§ Short exercise
Copy the entries below exactly. Images do not belong in the copy.

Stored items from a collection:
::::
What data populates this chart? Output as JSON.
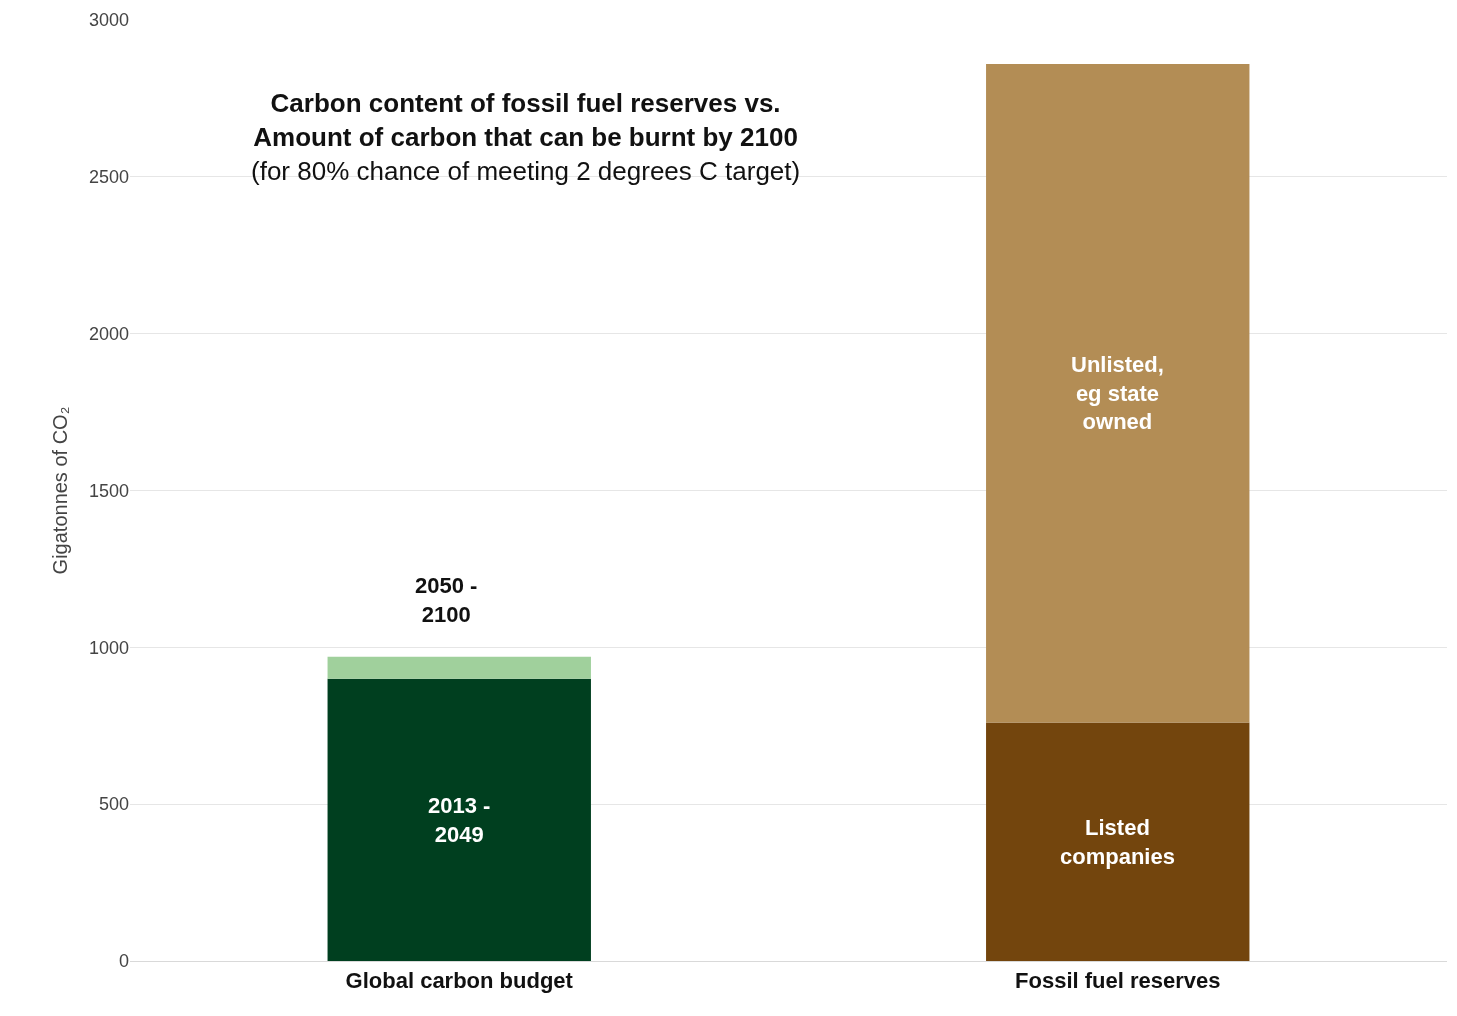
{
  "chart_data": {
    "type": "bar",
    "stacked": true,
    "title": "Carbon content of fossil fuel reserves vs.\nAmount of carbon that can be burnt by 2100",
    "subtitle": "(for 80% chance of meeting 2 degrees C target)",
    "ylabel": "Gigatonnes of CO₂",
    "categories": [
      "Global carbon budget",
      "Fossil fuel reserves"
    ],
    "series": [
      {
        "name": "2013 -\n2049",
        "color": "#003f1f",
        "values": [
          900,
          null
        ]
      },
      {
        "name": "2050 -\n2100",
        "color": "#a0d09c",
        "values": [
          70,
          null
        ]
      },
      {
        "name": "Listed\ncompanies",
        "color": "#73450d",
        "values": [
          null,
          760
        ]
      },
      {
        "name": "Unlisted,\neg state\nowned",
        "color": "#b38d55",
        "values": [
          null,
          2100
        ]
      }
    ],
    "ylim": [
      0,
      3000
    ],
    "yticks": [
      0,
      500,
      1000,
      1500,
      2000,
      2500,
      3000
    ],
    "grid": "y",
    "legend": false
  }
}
::::
§ Exercise response
What data populates this chart? Output as JSON.
{
  "chart_data": {
    "type": "bar",
    "stacked": true,
    "title": "Carbon content of fossil fuel reserves vs.\nAmount of carbon that can be burnt by 2100",
    "subtitle": "(for 80% chance of meeting 2 degrees C target)",
    "ylabel": "Gigatonnes of CO₂",
    "categories": [
      "Global carbon budget",
      "Fossil fuel reserves"
    ],
    "series": [
      {
        "name": "2013 -\n2049",
        "color": "#003f1f",
        "values": [
          900,
          null
        ]
      },
      {
        "name": "2050 -\n2100",
        "color": "#a0d09c",
        "values": [
          70,
          null
        ]
      },
      {
        "name": "Listed\ncompanies",
        "color": "#73450d",
        "values": [
          null,
          760
        ]
      },
      {
        "name": "Unlisted,\neg state\nowned",
        "color": "#b38d55",
        "values": [
          null,
          2100
        ]
      }
    ],
    "ylim": [
      0,
      3000
    ],
    "yticks": [
      0,
      500,
      1000,
      1500,
      2000,
      2500,
      3000
    ],
    "grid": "y",
    "legend": false
  }
}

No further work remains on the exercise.